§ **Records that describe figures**
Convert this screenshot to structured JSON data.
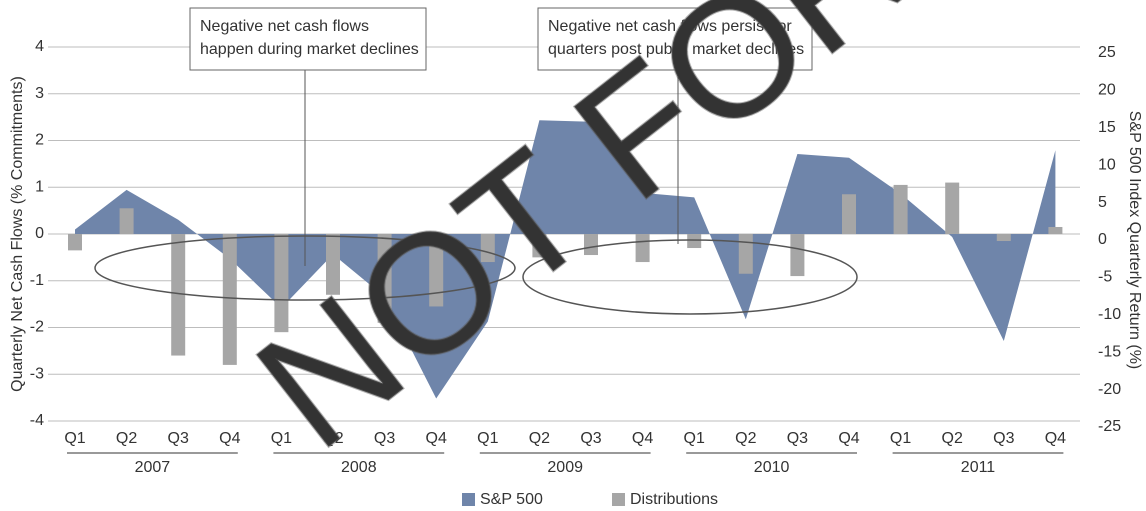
{
  "chart_data": {
    "type": "area-bar",
    "categories": [
      "Q1",
      "Q2",
      "Q3",
      "Q4",
      "Q1",
      "Q2",
      "Q3",
      "Q4",
      "Q1",
      "Q2",
      "Q3",
      "Q4",
      "Q1",
      "Q2",
      "Q3",
      "Q4",
      "Q1",
      "Q2",
      "Q3",
      "Q4"
    ],
    "years": [
      "2007",
      "2008",
      "2009",
      "2010",
      "2011"
    ],
    "y_label": "Quarterly Net Cash Flows (% Commitments)",
    "y2_label": "S&P 500 Index Quarterly Return (%)",
    "ylim": [
      -4,
      4
    ],
    "yticks": [
      -4,
      -3,
      -2,
      -1,
      0,
      1,
      2,
      3,
      4
    ],
    "y2lim": [
      -25,
      25
    ],
    "y2ticks": [
      -25,
      -20,
      -15,
      -10,
      -5,
      0,
      5,
      10,
      15,
      20,
      25
    ],
    "grid": true,
    "legend": "bottom",
    "series": [
      {
        "name": "S&P 500",
        "color": "#6f85aa",
        "axis": "y2",
        "kind": "area",
        "values": [
          0.6,
          5.9,
          1.9,
          -3.3,
          -9.9,
          -2.7,
          -8.4,
          -22,
          -11.7,
          15.2,
          15,
          5.5,
          4.9,
          -11.4,
          10.7,
          10.2,
          5.4,
          -0.4,
          -14.3,
          11.2
        ]
      },
      {
        "name": "Distributions",
        "color": "#a6a6a6",
        "kind": "bar",
        "values": [
          -0.35,
          0.55,
          -2.6,
          -2.8,
          -2.1,
          -1.3,
          -1.9,
          -1.55,
          -0.6,
          -0.5,
          -0.45,
          -0.6,
          -0.3,
          -0.85,
          -0.9,
          0.85,
          1.05,
          1.1,
          -0.15,
          0.15
        ]
      }
    ],
    "annotations": [
      {
        "lines": [
          "Negative net cash flows",
          "happen during market declines"
        ]
      },
      {
        "lines": [
          "Negative net cash flows persist for",
          "quarters post public market declines"
        ]
      }
    ],
    "watermark": "NOT FOR D"
  }
}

§ **Instructions for the task**
Count each line of the entries that holds the word "Quarterly", then state the total and nothing more.

§ **Solution for this task**
2